Exercise ->
Only the pictures are left out: repeat the rest of the entries exactly.

Stored data entries:

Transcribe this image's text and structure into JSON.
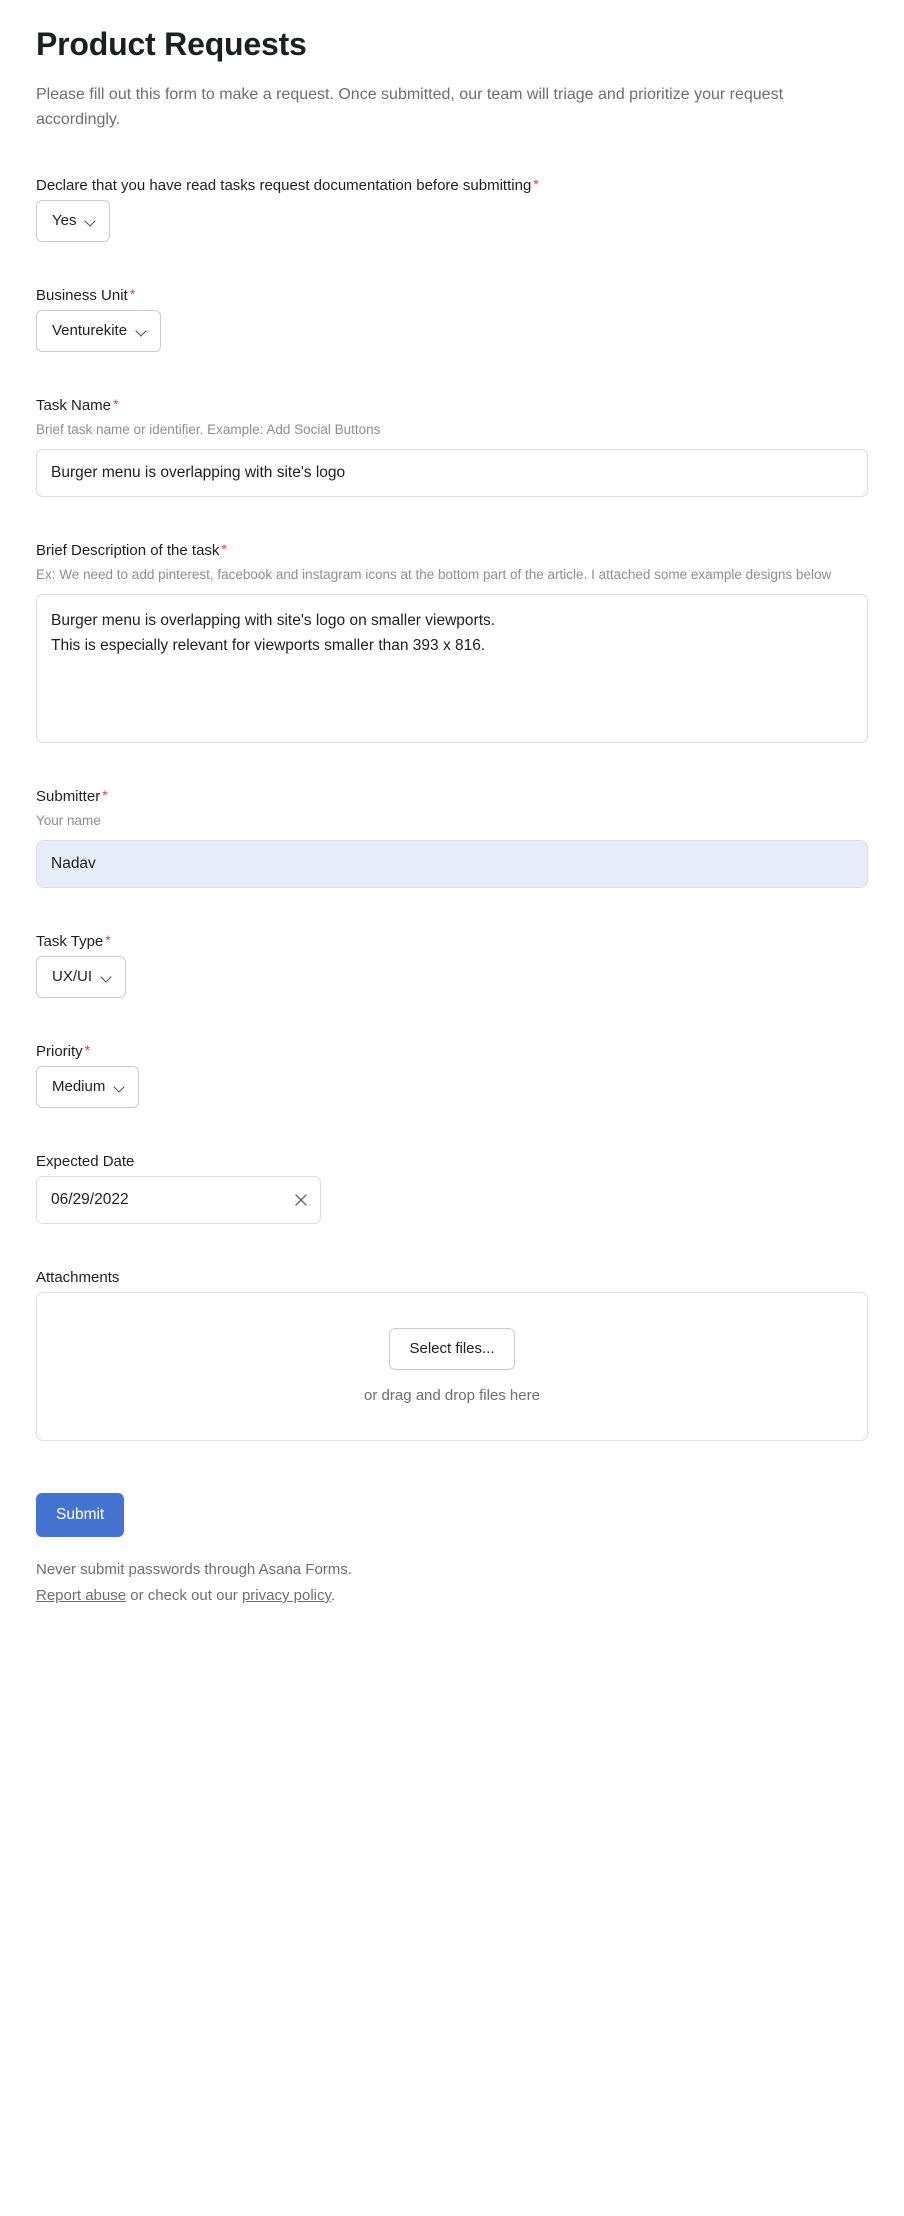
{
  "form": {
    "title": "Product Requests",
    "subtitle": "Please fill out this form to make a request. Once submitted, our team will triage and prioritize your request accordingly."
  },
  "fields": {
    "declare": {
      "label": "Declare that you have read tasks request documentation before submitting",
      "required_marker": "*",
      "value": "Yes"
    },
    "business_unit": {
      "label": "Business Unit",
      "required_marker": "*",
      "value": "Venturekite"
    },
    "task_name": {
      "label": "Task Name",
      "required_marker": "*",
      "help": "Brief task name or identifier. Example: Add Social Buttons",
      "value": "Burger menu is overlapping with site's logo",
      "placeholder": ""
    },
    "description": {
      "label": "Brief Description of the task",
      "required_marker": "*",
      "help": "Ex: We need to add pinterest, facebook and instagram icons at the bottom part of the article. I attached some example designs below",
      "value": "Burger menu is overlapping with site's logo on smaller viewports.\nThis is especially relevant for viewports smaller than 393 x 816.",
      "placeholder": ""
    },
    "submitter": {
      "label": "Submitter",
      "required_marker": "*",
      "help": "Your name",
      "value": "Nadav",
      "placeholder": "",
      "highlight_color": "#e7ecf9"
    },
    "task_type": {
      "label": "Task Type",
      "required_marker": "*",
      "value": "UX/UI"
    },
    "priority": {
      "label": "Priority",
      "required_marker": "*",
      "value": "Medium"
    },
    "expected_date": {
      "label": "Expected Date",
      "value": "06/29/2022",
      "placeholder": "",
      "clear_icon": "close-icon"
    },
    "attachments": {
      "label": "Attachments",
      "select_files_label": "Select files...",
      "drag_hint": "or drag and drop files here"
    }
  },
  "actions": {
    "submit_label": "Submit",
    "submit_color": "#4573d2"
  },
  "footer": {
    "warning": "Never submit passwords through Asana Forms.",
    "report_abuse": "Report abuse",
    "middle": " or check out our ",
    "privacy_policy": "privacy policy",
    "period": "."
  },
  "icons": {
    "chevron_down": "chevron-down-icon",
    "close": "close-icon"
  },
  "theme": {
    "required_asterisk_color": "#e8384f",
    "text_color": "#1e1f21",
    "muted_text_color": "#6d6e6f"
  }
}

Written response ->
Transcribe this image's text and structure into JSON.
{
  "form": {
    "title": "Product Requests",
    "subtitle": "Please fill out this form to make a request. Once submitted, our team will triage and prioritize your request accordingly."
  },
  "fields": {
    "declare": {
      "label": "Declare that you have read tasks request documentation before submitting",
      "required_marker": "*",
      "value": "Yes"
    },
    "business_unit": {
      "label": "Business Unit",
      "required_marker": "*",
      "value": "Venturekite"
    },
    "task_name": {
      "label": "Task Name",
      "required_marker": "*",
      "help": "Brief task name or identifier. Example: Add Social Buttons",
      "value": "Burger menu is overlapping with site's logo",
      "placeholder": ""
    },
    "description": {
      "label": "Brief Description of the task",
      "required_marker": "*",
      "help": "Ex: We need to add pinterest, facebook and instagram icons at the bottom part of the article. I attached some example designs below",
      "value": "Burger menu is overlapping with site's logo on smaller viewports.\nThis is especially relevant for viewports smaller than 393 x 816.",
      "placeholder": ""
    },
    "submitter": {
      "label": "Submitter",
      "required_marker": "*",
      "help": "Your name",
      "value": "Nadav",
      "placeholder": "",
      "highlight_color": "#e7ecf9"
    },
    "task_type": {
      "label": "Task Type",
      "required_marker": "*",
      "value": "UX/UI"
    },
    "priority": {
      "label": "Priority",
      "required_marker": "*",
      "value": "Medium"
    },
    "expected_date": {
      "label": "Expected Date",
      "value": "06/29/2022",
      "placeholder": "",
      "clear_icon": "close-icon"
    },
    "attachments": {
      "label": "Attachments",
      "select_files_label": "Select files...",
      "drag_hint": "or drag and drop files here"
    }
  },
  "actions": {
    "submit_label": "Submit",
    "submit_color": "#4573d2"
  },
  "footer": {
    "warning": "Never submit passwords through Asana Forms.",
    "report_abuse": "Report abuse",
    "middle": " or check out our ",
    "privacy_policy": "privacy policy",
    "period": "."
  },
  "icons": {
    "chevron_down": "chevron-down-icon",
    "close": "close-icon"
  },
  "theme": {
    "required_asterisk_color": "#e8384f",
    "text_color": "#1e1f21",
    "muted_text_color": "#6d6e6f"
  }
}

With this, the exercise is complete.